*** Opening of Source extract ***

I have a confession. I’m a renrat. I’ve enjoyed Renaissance faires since I was a kid and from at least the age of 14, I’ve made my own costumes, collected various historically accurate pieces (or “faire approved” garb), and learned sixteenth century colloquialisms and Shakespearean insults, so that I can play along with the actors, which I have done successfully enough to be confused for being one.
In reading Jeremiah McCall’s and Adam Chapman’s articles on historical video games, I found myself going through the same intellectual transformation I experienced as a Renaissance faire playtron: my mental model of experiencing bits of real history overshadowed superficial checks for accuracy. When I first began filling my massive trunk of bodices, skirts, and chemises, I payed close attention to historical accuracy in terms of fabrics and colours, and I would shake my fist at peasants wearing royal purple, demanding punitive measures for their disregard of sumptuary laws (even though I really can’t say my costumes are 100 percent accurate, whatsoever). Over the years, as movies like “Pirates of the Caribbean” came out, the sixteenth century started to resemble the eighteenth, and men wearing excessive eyeliner stole Sir Francis Drake’s spotlight while the local faire moved from a shire- to a port-themed set-up. I could go on about the uncomfortable corporatization of Renaissance faires and the implications, but I’ll spare you. As annoyed as I was about the many historical inaccuracies that abounded (exploded, really), a couple of years ago, I realized there wasn’t much I could do except continue enjoying what early modern life still existed, which expanded the more I studied early modern European and Atlantic World history. Discursive engagement has never ceased because I’m playing history, not writing or reading it.
Like historical video games, Renaissance faires and the actors and playtrons involved undergo the same scrutiny and criticism. What’s more is, I approach faires like I do adventures in video games (except that I always hope that it becomes the Millennial Fair in Chrono Trigger so I can tryout the teleporter; and in I also tend to do side missions more than the primary…). However, as Adam Chapman saliently states,
“Simply focusing on the accuracy of the game [or a Renaissance faire] often re-informs us about popular history rather than recognizing the opportunities for engaging with discourse about the past (and the nature of this discourse) that this new historical form can offer.”
Discursive engagement with history occurs at less obvious levels in video games and Renaissance faires, and both are mediums by which history can be consumed as well as experienced. However, while neither is fully representational of the past, at the very least they are mimetic cultural products in which players enjoy “typical historical environments, characters, scenarios, and experiences,” from Maypole dances and the celebration of spring, to danse macabre; from staving off the plague with foxtails and horns, to chasing fairies with bells and trinkets; from yelling “God Save the Queen” during her processions, to drinking an ale in a pewter mug while listening to songs of performers with friends.
While Renaissance faires may provide a means to experience history, it is not clear how they may serve as “problem spaces” in the same way as video games. This is not to say faires are not problem spaces; they are, but in different ways because there really are not any goals and conflicts, unless this includes fulfilling a multitude of mini missions to complete your experience (these might include: attending the market, seeing a few shows, bowing for all the courtiers, sneering and yelling back at Puritans, losing children in the maze, playing games, concluding with singing songs with friends while sitting on grass in the shade with friends and sampling things brought back from the New World thanks to a generously bearded courtier). In this case, the idea that “the choice of problem space, or more specifically the choice of whose problem spaces to represent necessarily locks the game [faire] into certain portrayals of the past,” particularly in Elizabethan England (with packs of Jack Sparrows running amok). As often as the facts are not straight, like video games but not to the same degree, Renaissance faire characters generally have historically legitimate roles and goals, at least the major figures.

*** Close of Source extract ***
*** Opening of Dataset records ***

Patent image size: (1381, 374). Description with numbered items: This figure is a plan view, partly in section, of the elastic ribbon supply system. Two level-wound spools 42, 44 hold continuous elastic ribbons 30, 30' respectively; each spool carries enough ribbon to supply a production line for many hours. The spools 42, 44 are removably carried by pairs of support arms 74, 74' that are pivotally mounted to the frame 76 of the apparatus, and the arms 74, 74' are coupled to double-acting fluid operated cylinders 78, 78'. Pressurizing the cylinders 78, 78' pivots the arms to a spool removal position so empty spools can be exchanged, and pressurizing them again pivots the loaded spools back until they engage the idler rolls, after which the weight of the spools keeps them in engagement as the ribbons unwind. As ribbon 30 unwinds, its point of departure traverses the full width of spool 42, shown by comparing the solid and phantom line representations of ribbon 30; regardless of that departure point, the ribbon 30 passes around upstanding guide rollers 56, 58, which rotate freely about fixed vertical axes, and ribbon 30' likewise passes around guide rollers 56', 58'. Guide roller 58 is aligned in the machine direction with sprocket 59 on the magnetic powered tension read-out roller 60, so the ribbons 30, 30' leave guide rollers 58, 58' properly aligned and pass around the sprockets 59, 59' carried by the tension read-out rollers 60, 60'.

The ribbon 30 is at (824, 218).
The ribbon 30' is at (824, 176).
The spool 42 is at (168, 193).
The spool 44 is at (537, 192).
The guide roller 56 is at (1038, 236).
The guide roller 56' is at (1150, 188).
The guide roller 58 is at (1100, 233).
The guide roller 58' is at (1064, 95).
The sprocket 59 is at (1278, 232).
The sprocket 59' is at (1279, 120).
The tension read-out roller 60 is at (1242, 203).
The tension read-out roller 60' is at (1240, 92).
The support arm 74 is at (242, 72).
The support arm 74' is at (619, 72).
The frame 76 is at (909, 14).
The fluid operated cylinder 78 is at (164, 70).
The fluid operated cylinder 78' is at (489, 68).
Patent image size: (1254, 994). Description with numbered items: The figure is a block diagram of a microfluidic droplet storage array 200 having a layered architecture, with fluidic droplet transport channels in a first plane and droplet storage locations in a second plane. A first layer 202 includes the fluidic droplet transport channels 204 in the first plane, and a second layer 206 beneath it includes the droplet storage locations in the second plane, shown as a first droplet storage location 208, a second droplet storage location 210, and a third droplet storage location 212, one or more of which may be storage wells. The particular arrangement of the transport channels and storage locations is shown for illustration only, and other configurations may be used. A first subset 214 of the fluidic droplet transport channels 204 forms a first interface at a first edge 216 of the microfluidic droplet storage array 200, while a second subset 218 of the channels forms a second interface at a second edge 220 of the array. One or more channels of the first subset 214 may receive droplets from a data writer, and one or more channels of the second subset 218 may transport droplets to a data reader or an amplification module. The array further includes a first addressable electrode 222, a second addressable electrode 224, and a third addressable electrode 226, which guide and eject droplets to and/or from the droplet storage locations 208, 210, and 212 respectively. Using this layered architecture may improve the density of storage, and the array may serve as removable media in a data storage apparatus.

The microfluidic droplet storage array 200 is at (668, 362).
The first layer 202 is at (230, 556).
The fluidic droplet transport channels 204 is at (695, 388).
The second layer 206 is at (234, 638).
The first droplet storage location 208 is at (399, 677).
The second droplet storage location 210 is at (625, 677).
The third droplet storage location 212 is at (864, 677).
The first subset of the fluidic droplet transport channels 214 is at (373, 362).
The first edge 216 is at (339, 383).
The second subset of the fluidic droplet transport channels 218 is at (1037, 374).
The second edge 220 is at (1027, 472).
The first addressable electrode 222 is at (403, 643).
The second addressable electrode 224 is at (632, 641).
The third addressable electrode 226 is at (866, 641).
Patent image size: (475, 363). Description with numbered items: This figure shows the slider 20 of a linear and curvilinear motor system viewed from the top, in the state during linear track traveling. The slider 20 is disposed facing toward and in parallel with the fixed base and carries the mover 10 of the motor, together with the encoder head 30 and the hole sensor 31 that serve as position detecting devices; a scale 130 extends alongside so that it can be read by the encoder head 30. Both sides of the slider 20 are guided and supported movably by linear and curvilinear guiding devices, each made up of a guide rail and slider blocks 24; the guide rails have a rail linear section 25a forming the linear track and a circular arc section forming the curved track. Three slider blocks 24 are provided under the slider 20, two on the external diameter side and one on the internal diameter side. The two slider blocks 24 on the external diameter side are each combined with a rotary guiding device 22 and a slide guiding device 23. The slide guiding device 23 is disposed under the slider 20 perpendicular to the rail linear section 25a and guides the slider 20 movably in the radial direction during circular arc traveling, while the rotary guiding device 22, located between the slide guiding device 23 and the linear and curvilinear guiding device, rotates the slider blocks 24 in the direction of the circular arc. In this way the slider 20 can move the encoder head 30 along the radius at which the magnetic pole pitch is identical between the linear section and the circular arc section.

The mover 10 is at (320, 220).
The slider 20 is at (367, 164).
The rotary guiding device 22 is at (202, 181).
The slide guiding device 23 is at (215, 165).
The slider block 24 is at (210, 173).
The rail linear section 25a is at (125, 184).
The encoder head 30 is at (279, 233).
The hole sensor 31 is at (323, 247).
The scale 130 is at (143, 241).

*** Close of Dataset records ***

Task requirements: In the essay on Renaissance faires and historical video games, from what age has the writer made their own costumes?

Your solution: From at least the age of 14.